Petunjuk Pengerjaan
[a] Jawablah pertanyaan berikut berdasarkan teks tentang reformasi TNI dan pemberantasan KKN, dengan menandai setiap jawaban seperti pertanyaannya.
(i) Pada sidang umum MPR bulan dan tahun berapa fraksi TNI menyatakan pamit dari lembaga legislatif?
(ii) Ketetapan MPR nomor berapa yang mengatur Penyelenggaraan Negara yang bersih dan bebas korupsi, kolusi, dan nepotisme?
(iii) Menurut teks tersebut, mengapa reformasi kultur akan memakan waktu lama?
[b] Tulis ulang paragraf yang diawali "Ketiga, pemberantasan korupsi" dalam teks tentang reformasi TNI dan pemberantasan KKN dalam bentuk daftar berpoin, dan pertahankan fakta-fakta utamanya.
[c] Lanjutkan teks tentang reformasi TNI dan pemberantasan KKN, dimulai tepat setelah kalimat terakhirnya.
== Teks Bacaan
Yang ideal, pembinaan teritorial merupakan fungsi pemerintah /
pemerintah daerah. Masalahnya adalah sampai sejauh mana pemerintah /
pemerintah daerah siap menerima pelimpahan kembali fungsi itu yang sejak
perang kemerdekaan diambil alih oleh tentara. Menyangkut penghapusan
bisnis TNI, pada saat ini masih dalam proses karena perlu inventarisasi
semua bisnis di lingkungan TNI dan akan di kemanakan atau diapakan
bisnis itu selanjutnya. Dalam kaitan dengan keluarnya TNI dari lembaga
legislatif, telah terlaksana pada sidang umum MPR bulan September 2004
ketika fraksi TNI menyatakan pamit untuk tidak ikut dalam lembaga
legislatif. Keluarnya TNI dari lembaga legislatif itu karena Ketetapan
MPR Nomor VII/MPR/2000 menentukan bahwa TNI-POLRI diwakili di MPR sampai
tahun 2009.
Dari
uraian tersebut, telah nampak bahwa reformasi di tubuh TNI khusunya
pencabutan dwi fungsi TNI dan turunannya telah berjalan walaupun juga
masih berproses menuju TNI yang profesional dan menjadi kebanggan
bangsa. Reformasi kultur diakui akan memakan waktu yang lama karena
menyangkut perubahan perilaku, namun harus dilakukan secara
terus-menerus.
Ketiga, pemberantasan
korupsi, kolusi, dan nepotisme (KKN), dapat ditandai dengan adanya
tindakan nyata untuk memberantas KKN, adanya perangkat hukum yang
memadai untuk kepentingan pemberantasan korupsi, dan aparat penegak
hukum yang bersih. Sejalan dengan tuntutan reformasi, MPR RI
mengeluarkan ketetapan Nomor XI/MPR/1998 tentang Penyelenggaraan Negara
yang bersih dan bebas korupsi, kolusi dan nepotisme. Untuk itu, pejabat
negara harus bersumpah sesuai agamanya, dan harus mengumumkan dan
bersedia diperiksa kekayaannya sebelum dan setelah menjabat. Kemudian,
juga diterbitkan Ketetapan MPR RI Nomor VI/MPR/2001 tentang Etika
Kehidupan Berbangsa yang dimaksudkan untuk membantu memberikan
penyadaran tentang arti penting tegaknya etika dan moral dalam kehidupan
bangsa, agar menjadi acuan dasar untuk meningkatkan kualitas manusia
yang beriman, bertakwa dan berakhlak mulia serta berkepribadian
Indonesia.
====
== Data yang Diberikan
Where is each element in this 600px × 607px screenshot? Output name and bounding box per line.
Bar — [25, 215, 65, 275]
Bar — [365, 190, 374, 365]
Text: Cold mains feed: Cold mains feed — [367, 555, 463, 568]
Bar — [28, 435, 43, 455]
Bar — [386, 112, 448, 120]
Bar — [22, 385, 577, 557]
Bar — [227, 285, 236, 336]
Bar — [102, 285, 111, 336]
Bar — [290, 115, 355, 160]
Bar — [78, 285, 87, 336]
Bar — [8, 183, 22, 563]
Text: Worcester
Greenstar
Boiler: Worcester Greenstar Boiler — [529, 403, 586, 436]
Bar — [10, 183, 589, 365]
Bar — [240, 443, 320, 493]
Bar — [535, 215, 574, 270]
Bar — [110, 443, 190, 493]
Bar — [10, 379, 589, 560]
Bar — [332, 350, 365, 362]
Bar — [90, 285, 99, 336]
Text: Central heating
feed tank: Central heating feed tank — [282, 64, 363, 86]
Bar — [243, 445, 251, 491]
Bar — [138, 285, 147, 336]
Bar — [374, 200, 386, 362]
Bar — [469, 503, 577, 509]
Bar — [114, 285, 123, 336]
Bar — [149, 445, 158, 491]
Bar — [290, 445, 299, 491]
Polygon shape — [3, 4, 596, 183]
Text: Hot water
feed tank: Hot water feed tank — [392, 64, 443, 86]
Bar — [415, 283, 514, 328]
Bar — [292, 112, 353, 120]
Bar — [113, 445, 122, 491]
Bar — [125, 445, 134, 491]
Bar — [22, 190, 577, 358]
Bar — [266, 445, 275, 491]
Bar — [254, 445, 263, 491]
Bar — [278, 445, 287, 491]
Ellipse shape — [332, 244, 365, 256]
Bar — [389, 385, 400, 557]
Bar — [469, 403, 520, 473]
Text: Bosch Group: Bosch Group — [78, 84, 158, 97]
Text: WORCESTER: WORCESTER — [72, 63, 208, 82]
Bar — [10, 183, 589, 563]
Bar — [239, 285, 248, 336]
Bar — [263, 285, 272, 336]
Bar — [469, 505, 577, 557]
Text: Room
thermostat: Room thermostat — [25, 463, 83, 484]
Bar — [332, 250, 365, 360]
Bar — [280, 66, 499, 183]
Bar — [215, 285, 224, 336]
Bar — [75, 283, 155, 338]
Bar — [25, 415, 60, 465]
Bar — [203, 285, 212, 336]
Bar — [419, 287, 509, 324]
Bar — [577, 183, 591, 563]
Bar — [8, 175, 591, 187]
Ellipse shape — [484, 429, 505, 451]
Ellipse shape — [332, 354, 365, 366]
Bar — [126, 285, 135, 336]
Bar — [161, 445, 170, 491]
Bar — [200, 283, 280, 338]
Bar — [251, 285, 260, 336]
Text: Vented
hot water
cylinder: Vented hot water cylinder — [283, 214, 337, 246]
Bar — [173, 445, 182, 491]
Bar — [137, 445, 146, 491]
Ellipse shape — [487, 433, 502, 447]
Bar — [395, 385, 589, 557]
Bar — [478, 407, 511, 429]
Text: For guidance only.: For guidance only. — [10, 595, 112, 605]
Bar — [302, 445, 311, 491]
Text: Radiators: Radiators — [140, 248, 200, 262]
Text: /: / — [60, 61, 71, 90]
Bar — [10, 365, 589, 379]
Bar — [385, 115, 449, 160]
====
Jawaban Tiap Tugas
[a]
(i) Pada sidang umum MPR bulan September 2004.
(ii) Ketetapan MPR Nomor XI/MPR/1998.
(iii) Karena reformasi kultur menyangkut perubahan perilaku.

[b]
- Pemberantasan KKN ditandai dengan tindakan nyata untuk memberantas KKN, perangkat hukum yang memadai untuk pemberantasan korupsi, dan aparat penegak hukum yang bersih.
- Sejalan dengan tuntutan reformasi, MPR RI mengeluarkan Ketetapan Nomor XI/MPR/1998 tentang Penyelenggaraan Negara yang bersih dan bebas KKN.
- Berdasarkan ketetapan itu, pejabat negara harus bersumpah sesuai agamanya serta harus mengumumkan kekayaannya dan bersedia kekayaannya diperiksa sebelum dan setelah menjabat.
- Kemudian diterbitkan Ketetapan MPR RI Nomor VI/MPR/2001 tentang Etika Kehidupan Berbangsa untuk membantu menyadarkan pentingnya etika dan moral dalam kehidupan bangsa.
- Ketetapan tersebut dimaksudkan menjadi acuan dasar untuk meningkatkan kualitas manusia yang beriman, bertakwa, berakhlak mulia, dan berkepribadian Indonesia.

[c]
Tuntutan
ini telah diberikan landasan yang lebih banyak dan jelas untuk menjerat
pelaku KKN, antara lain diterbitkannya Ketetapan MPR RI Nomor
VIII/MPR/2001 tentang Rekomendasi Arah Kebijakan Pemberantasan dan
Pencegahan Korupsi, Kolusi dan Nepotisme. Untuk meningkatkan
operasionalisasi upaya pemberantasan KKN, telah dibentuk beberapa
organisasi antara lain Komisi Pemberantasan Korupsi (KPK), Tim
Pemberantasan Tindak Pidana Korupsi (Tim Tastipikor) dan sebagainya.
Hasil
pemberantasan KKN nampak meningkat, namun belum memenuhi harapan
masyarakat. Pelaku korupsi yang berkaliber besar banyak yang belum
tertangkap. Sementara di lingkungan pejabat pemerintah juga masih
terjadi tindak pidana korupsi, baik di pusat maupun di daerah. Oleh
karena itu, keikutsertaan masyarakat termasuk mahasiswa untuk memberikan
informasi tentang adanya tindak pidana korupsi diperlukan, namun harus
dengan data yang cermat dan akurat.
Keempat, pembudayaan
demokrasi, dapat ditandai dengan belangsungnya kehidupan demokrasi yang
sesuai dengan aturan perundang-undangan yang berlaku. Disamping itu,
harus memperhatikan dan memenuhi etika demokrasi, serta berperilaku
demokratis.
Seperti
telah disebutkan dalam membicarakan amandemen UUD 1945, bahwa konsep
negara demokrasi telah dikukuhkan dalam UUD 1945 hasil amandemen.
Pasal-pasal dalam UUD 1945 itu banyak yang lebih menegaskan bahwa
Indonesia menganut demokrasi konstitusional. Penegasan itu antara lain
“kedaulatan berada di tangan rakyat dan dilakukan menurut undang-undang
dasar”. Sebelumnya, kedaulatan rakyat itu dilakukan oleh MPR, dan MPR
merupakan lembaga tertinggi. Setelah amandemen, kedudukan lembaga tinggi
negara sejajar atau sederajat, dan diharapkan dapat dicapai prinsip checks and balances
untuk meneguhkan demokrasi. Pasal lain misalnya pembatasan masa jabatan
Presiden dan Wakil Presiden, tentang HAM yang lebih rinci diatur dalam
UUD 1945, adanya undang-undang yang menjamin kebebasan pers, tumbuhnya
partai politik dan organisasi massa, dan masih banyak hal yang
menunjukkan tekad untuk membangun demokrasi.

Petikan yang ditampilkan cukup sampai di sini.